AIM :: Word for word, retype every entry in the listing.

DATA RECORDS ::
====

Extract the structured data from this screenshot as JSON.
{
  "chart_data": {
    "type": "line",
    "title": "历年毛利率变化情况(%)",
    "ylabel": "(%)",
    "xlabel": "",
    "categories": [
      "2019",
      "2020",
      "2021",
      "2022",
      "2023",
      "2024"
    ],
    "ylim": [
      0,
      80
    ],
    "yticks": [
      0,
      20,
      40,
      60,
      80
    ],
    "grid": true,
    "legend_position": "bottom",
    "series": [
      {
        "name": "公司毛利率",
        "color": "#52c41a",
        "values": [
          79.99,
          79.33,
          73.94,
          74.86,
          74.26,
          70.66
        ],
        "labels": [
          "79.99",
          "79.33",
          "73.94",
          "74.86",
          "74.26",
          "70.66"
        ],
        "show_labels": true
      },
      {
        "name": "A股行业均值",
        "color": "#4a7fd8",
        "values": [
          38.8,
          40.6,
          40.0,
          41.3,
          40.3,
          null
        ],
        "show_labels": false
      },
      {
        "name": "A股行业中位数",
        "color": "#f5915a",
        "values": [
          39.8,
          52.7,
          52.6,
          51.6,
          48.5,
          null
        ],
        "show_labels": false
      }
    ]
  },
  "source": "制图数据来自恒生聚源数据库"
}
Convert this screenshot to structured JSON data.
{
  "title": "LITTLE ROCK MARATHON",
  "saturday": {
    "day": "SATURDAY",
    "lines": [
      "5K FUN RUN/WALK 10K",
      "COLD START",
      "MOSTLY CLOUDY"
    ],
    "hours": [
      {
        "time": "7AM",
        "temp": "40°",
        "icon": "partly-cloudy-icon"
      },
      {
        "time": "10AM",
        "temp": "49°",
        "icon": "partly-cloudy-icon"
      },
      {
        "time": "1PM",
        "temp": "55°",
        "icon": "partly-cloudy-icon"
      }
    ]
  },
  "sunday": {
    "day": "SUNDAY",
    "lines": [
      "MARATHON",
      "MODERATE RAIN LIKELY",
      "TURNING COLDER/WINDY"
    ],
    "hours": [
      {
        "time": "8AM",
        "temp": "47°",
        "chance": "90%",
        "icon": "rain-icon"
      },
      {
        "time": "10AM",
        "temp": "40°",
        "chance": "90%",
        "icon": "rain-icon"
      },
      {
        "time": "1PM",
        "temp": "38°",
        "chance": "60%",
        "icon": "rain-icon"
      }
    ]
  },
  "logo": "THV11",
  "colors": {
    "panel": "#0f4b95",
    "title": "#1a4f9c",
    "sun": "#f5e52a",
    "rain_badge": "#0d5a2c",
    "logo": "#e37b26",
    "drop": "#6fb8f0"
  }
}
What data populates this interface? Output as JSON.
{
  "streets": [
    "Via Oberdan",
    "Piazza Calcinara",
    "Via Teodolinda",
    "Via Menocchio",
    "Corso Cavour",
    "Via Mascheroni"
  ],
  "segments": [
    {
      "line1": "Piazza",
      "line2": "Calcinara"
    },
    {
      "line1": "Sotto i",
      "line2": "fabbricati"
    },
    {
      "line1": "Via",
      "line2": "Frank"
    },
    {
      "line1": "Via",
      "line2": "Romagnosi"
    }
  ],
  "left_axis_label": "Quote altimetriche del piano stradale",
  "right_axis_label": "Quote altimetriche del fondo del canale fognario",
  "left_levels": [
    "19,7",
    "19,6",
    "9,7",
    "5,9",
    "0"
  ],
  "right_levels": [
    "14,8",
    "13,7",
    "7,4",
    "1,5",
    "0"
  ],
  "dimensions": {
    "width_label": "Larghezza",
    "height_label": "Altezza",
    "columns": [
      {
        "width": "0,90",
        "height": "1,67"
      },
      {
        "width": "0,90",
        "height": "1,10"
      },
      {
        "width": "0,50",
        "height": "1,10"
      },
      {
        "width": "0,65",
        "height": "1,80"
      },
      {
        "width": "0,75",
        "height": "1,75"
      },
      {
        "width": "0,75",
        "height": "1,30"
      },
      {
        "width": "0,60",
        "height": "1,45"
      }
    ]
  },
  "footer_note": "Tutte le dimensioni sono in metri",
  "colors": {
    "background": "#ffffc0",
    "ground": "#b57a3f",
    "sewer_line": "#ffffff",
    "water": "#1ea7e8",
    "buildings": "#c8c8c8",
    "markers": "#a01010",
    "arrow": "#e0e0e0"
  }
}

====

RESPONSE TO THE TASK ::
Extract the structured data from this screenshot as JSON.
{
  "chart_data": {
    "type": "line",
    "title": "历年毛利率变化情况(%)",
    "ylabel": "(%)",
    "xlabel": "",
    "categories": [
      "2019",
      "2020",
      "2021",
      "2022",
      "2023",
      "2024"
    ],
    "ylim": [
      0,
      80
    ],
    "yticks": [
      0,
      20,
      40,
      60,
      80
    ],
    "grid": true,
    "legend_position": "bottom",
    "series": [
      {
        "name": "公司毛利率",
        "color": "#52c41a",
        "values": [
          79.99,
          79.33,
          73.94,
          74.86,
          74.26,
          70.66
        ],
        "labels": [
          "79.99",
          "79.33",
          "73.94",
          "74.86",
          "74.26",
          "70.66"
        ],
        "show_labels": true
      },
      {
        "name": "A股行业均值",
        "color": "#4a7fd8",
        "values": [
          38.8,
          40.6,
          40.0,
          41.3,
          40.3,
          null
        ],
        "show_labels": false
      },
      {
        "name": "A股行业中位数",
        "color": "#f5915a",
        "values": [
          39.8,
          52.7,
          52.6,
          51.6,
          48.5,
          null
        ],
        "show_labels": false
      }
    ]
  },
  "source": "制图数据来自恒生聚源数据库"
}
Convert this screenshot to structured JSON data.
{
  "title": "LITTLE ROCK MARATHON",
  "saturday": {
    "day": "SATURDAY",
    "lines": [
      "5K FUN RUN/WALK 10K",
      "COLD START",
      "MOSTLY CLOUDY"
    ],
    "hours": [
      {
        "time": "7AM",
        "temp": "40°",
        "icon": "partly-cloudy-icon"
      },
      {
        "time": "10AM",
        "temp": "49°",
        "icon": "partly-cloudy-icon"
      },
      {
        "time": "1PM",
        "temp": "55°",
        "icon": "partly-cloudy-icon"
      }
    ]
  },
  "sunday": {
    "day": "SUNDAY",
    "lines": [
      "MARATHON",
      "MODERATE RAIN LIKELY",
      "TURNING COLDER/WINDY"
    ],
    "hours": [
      {
        "time": "8AM",
        "temp": "47°",
        "chance": "90%",
        "icon": "rain-icon"
      },
      {
        "time": "10AM",
        "temp": "40°",
        "chance": "90%",
        "icon": "rain-icon"
      },
      {
        "time": "1PM",
        "temp": "38°",
        "chance": "60%",
        "icon": "rain-icon"
      }
    ]
  },
  "logo": "THV11",
  "colors": {
    "panel": "#0f4b95",
    "title": "#1a4f9c",
    "sun": "#f5e52a",
    "rain_badge": "#0d5a2c",
    "logo": "#e37b26",
    "drop": "#6fb8f0"
  }
}
What data populates this interface? Output as JSON.
{
  "streets": [
    "Via Oberdan",
    "Piazza Calcinara",
    "Via Teodolinda",
    "Via Menocchio",
    "Corso Cavour",
    "Via Mascheroni"
  ],
  "segments": [
    {
      "line1": "Piazza",
      "line2": "Calcinara"
    },
    {
      "line1": "Sotto i",
      "line2": "fabbricati"
    },
    {
      "line1": "Via",
      "line2": "Frank"
    },
    {
      "line1": "Via",
      "line2": "Romagnosi"
    }
  ],
  "left_axis_label": "Quote altimetriche del piano stradale",
  "right_axis_label": "Quote altimetriche del fondo del canale fognario",
  "left_levels": [
    "19,7",
    "19,6",
    "9,7",
    "5,9",
    "0"
  ],
  "right_levels": [
    "14,8",
    "13,7",
    "7,4",
    "1,5",
    "0"
  ],
  "dimensions": {
    "width_label": "Larghezza",
    "height_label": "Altezza",
    "columns": [
      {
        "width": "0,90",
        "height": "1,67"
      },
      {
        "width": "0,90",
        "height": "1,10"
      },
      {
        "width": "0,50",
        "height": "1,10"
      },
      {
        "width": "0,65",
        "height": "1,80"
      },
      {
        "width": "0,75",
        "height": "1,75"
      },
      {
        "width": "0,75",
        "height": "1,30"
      },
      {
        "width": "0,60",
        "height": "1,45"
      }
    ]
  },
  "footer_note": "Tutte le dimensioni sono in metri",
  "colors": {
    "background": "#ffffc0",
    "ground": "#b57a3f",
    "sewer_line": "#ffffff",
    "water": "#1ea7e8",
    "buildings": "#c8c8c8",
    "markers": "#a01010",
    "arrow": "#e0e0e0"
  }
}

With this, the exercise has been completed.